▶ Work item
Would you print all of the records below exactly, without skipping any?

▶ Record set
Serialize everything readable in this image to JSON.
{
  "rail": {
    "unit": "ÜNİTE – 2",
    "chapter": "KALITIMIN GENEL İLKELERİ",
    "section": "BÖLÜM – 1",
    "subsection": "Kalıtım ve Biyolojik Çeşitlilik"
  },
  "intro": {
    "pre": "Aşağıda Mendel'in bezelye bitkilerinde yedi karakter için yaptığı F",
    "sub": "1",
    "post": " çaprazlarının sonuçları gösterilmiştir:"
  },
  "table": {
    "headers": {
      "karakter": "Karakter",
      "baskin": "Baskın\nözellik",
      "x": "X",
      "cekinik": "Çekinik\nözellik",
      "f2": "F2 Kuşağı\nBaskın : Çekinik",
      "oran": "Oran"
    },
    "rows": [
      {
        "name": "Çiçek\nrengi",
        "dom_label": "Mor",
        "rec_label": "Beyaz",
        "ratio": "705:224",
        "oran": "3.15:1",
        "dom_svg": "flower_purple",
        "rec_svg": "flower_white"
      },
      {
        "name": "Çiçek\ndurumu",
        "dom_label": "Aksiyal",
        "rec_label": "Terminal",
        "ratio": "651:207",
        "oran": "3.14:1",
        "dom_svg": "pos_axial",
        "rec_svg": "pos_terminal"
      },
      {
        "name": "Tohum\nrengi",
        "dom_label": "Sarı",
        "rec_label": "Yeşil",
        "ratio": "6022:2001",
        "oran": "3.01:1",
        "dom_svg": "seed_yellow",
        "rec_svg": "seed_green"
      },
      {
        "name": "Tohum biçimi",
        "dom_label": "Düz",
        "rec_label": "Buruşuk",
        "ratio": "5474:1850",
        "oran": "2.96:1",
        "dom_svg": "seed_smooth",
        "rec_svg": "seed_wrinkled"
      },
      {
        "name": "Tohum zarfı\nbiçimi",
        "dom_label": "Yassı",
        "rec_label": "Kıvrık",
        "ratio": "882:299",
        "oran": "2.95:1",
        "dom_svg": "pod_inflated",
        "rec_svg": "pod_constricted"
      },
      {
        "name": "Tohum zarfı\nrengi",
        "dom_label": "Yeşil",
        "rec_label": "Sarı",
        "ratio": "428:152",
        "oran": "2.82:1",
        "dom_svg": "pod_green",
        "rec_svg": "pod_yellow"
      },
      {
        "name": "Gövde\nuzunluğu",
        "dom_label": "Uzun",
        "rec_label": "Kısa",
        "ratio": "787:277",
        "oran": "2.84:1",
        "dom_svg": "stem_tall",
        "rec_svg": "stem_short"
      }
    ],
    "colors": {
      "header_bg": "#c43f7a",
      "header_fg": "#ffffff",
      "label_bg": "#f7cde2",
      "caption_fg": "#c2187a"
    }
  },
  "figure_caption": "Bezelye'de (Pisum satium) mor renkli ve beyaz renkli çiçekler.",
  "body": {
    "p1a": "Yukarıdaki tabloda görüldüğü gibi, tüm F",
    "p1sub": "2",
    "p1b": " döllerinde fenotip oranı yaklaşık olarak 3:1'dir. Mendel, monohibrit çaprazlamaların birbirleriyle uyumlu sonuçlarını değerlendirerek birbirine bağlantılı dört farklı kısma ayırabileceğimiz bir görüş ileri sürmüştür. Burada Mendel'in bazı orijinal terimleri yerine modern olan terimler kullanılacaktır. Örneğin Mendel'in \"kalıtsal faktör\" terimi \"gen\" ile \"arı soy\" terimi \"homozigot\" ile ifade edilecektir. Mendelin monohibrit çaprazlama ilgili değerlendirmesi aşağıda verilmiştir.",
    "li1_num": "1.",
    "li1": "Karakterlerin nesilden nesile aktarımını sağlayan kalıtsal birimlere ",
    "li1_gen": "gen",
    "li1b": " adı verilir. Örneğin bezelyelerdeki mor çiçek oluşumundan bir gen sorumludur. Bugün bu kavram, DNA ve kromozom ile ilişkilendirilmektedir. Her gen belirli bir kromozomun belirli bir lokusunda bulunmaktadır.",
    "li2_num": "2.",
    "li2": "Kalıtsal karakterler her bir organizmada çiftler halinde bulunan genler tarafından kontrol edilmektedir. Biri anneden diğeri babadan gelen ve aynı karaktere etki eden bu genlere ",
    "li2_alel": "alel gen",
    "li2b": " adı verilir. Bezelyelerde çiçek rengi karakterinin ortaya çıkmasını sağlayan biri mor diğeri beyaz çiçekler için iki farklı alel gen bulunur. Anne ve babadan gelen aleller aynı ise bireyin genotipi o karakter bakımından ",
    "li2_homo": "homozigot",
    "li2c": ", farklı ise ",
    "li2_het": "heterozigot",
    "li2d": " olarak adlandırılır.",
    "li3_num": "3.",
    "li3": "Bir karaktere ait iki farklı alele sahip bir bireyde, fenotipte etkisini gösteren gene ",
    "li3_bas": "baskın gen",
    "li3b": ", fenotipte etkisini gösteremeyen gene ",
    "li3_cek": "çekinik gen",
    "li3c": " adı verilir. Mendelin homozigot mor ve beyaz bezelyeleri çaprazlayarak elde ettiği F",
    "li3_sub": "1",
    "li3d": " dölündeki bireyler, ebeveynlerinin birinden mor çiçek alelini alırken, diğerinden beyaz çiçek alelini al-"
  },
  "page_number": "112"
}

▶ Result
Serialize everything readable in this image to JSON.
{
  "rail": {
    "unit": "ÜNİTE – 2",
    "chapter": "KALITIMIN GENEL İLKELERİ",
    "section": "BÖLÜM – 1",
    "subsection": "Kalıtım ve Biyolojik Çeşitlilik"
  },
  "intro": {
    "pre": "Aşağıda Mendel'in bezelye bitkilerinde yedi karakter için yaptığı F",
    "sub": "1",
    "post": " çaprazlarının sonuçları gösterilmiştir:"
  },
  "table": {
    "headers": {
      "karakter": "Karakter",
      "baskin": "Baskın\nözellik",
      "x": "X",
      "cekinik": "Çekinik\nözellik",
      "f2": "F2 Kuşağı\nBaskın : Çekinik",
      "oran": "Oran"
    },
    "rows": [
      {
        "name": "Çiçek\nrengi",
        "dom_label": "Mor",
        "rec_label": "Beyaz",
        "ratio": "705:224",
        "oran": "3.15:1",
        "dom_svg": "flower_purple",
        "rec_svg": "flower_white"
      },
      {
        "name": "Çiçek\ndurumu",
        "dom_label": "Aksiyal",
        "rec_label": "Terminal",
        "ratio": "651:207",
        "oran": "3.14:1",
        "dom_svg": "pos_axial",
        "rec_svg": "pos_terminal"
      },
      {
        "name": "Tohum\nrengi",
        "dom_label": "Sarı",
        "rec_label": "Yeşil",
        "ratio": "6022:2001",
        "oran": "3.01:1",
        "dom_svg": "seed_yellow",
        "rec_svg": "seed_green"
      },
      {
        "name": "Tohum biçimi",
        "dom_label": "Düz",
        "rec_label": "Buruşuk",
        "ratio": "5474:1850",
        "oran": "2.96:1",
        "dom_svg": "seed_smooth",
        "rec_svg": "seed_wrinkled"
      },
      {
        "name": "Tohum zarfı\nbiçimi",
        "dom_label": "Yassı",
        "rec_label": "Kıvrık",
        "ratio": "882:299",
        "oran": "2.95:1",
        "dom_svg": "pod_inflated",
        "rec_svg": "pod_constricted"
      },
      {
        "name": "Tohum zarfı\nrengi",
        "dom_label": "Yeşil",
        "rec_label": "Sarı",
        "ratio": "428:152",
        "oran": "2.82:1",
        "dom_svg": "pod_green",
        "rec_svg": "pod_yellow"
      },
      {
        "name": "Gövde\nuzunluğu",
        "dom_label": "Uzun",
        "rec_label": "Kısa",
        "ratio": "787:277",
        "oran": "2.84:1",
        "dom_svg": "stem_tall",
        "rec_svg": "stem_short"
      }
    ],
    "colors": {
      "header_bg": "#c43f7a",
      "header_fg": "#ffffff",
      "label_bg": "#f7cde2",
      "caption_fg": "#c2187a"
    }
  },
  "figure_caption": "Bezelye'de (Pisum satium) mor renkli ve beyaz renkli çiçekler.",
  "body": {
    "p1a": "Yukarıdaki tabloda görüldüğü gibi, tüm F",
    "p1sub": "2",
    "p1b": " döllerinde fenotip oranı yaklaşık olarak 3:1'dir. Mendel, monohibrit çaprazlamaların birbirleriyle uyumlu sonuçlarını değerlendirerek birbirine bağlantılı dört farklı kısma ayırabileceğimiz bir görüş ileri sürmüştür. Burada Mendel'in bazı orijinal terimleri yerine modern olan terimler kullanılacaktır. Örneğin Mendel'in \"kalıtsal faktör\" terimi \"gen\" ile \"arı soy\" terimi \"homozigot\" ile ifade edilecektir. Mendelin monohibrit çaprazlama ilgili değerlendirmesi aşağıda verilmiştir.",
    "li1_num": "1.",
    "li1": "Karakterlerin nesilden nesile aktarımını sağlayan kalıtsal birimlere ",
    "li1_gen": "gen",
    "li1b": " adı verilir. Örneğin bezelyelerdeki mor çiçek oluşumundan bir gen sorumludur. Bugün bu kavram, DNA ve kromozom ile ilişkilendirilmektedir. Her gen belirli bir kromozomun belirli bir lokusunda bulunmaktadır.",
    "li2_num": "2.",
    "li2": "Kalıtsal karakterler her bir organizmada çiftler halinde bulunan genler tarafından kontrol edilmektedir. Biri anneden diğeri babadan gelen ve aynı karaktere etki eden bu genlere ",
    "li2_alel": "alel gen",
    "li2b": " adı verilir. Bezelyelerde çiçek rengi karakterinin ortaya çıkmasını sağlayan biri mor diğeri beyaz çiçekler için iki farklı alel gen bulunur. Anne ve babadan gelen aleller aynı ise bireyin genotipi o karakter bakımından ",
    "li2_homo": "homozigot",
    "li2c": ", farklı ise ",
    "li2_het": "heterozigot",
    "li2d": " olarak adlandırılır.",
    "li3_num": "3.",
    "li3": "Bir karaktere ait iki farklı alele sahip bir bireyde, fenotipte etkisini gösteren gene ",
    "li3_bas": "baskın gen",
    "li3b": ", fenotipte etkisini gösteremeyen gene ",
    "li3_cek": "çekinik gen",
    "li3c": " adı verilir. Mendelin homozigot mor ve beyaz bezelyeleri çaprazlayarak elde ettiği F",
    "li3_sub": "1",
    "li3d": " dölündeki bireyler, ebeveynlerinin birinden mor çiçek alelini alırken, diğerinden beyaz çiçek alelini al-"
  },
  "page_number": "112"
}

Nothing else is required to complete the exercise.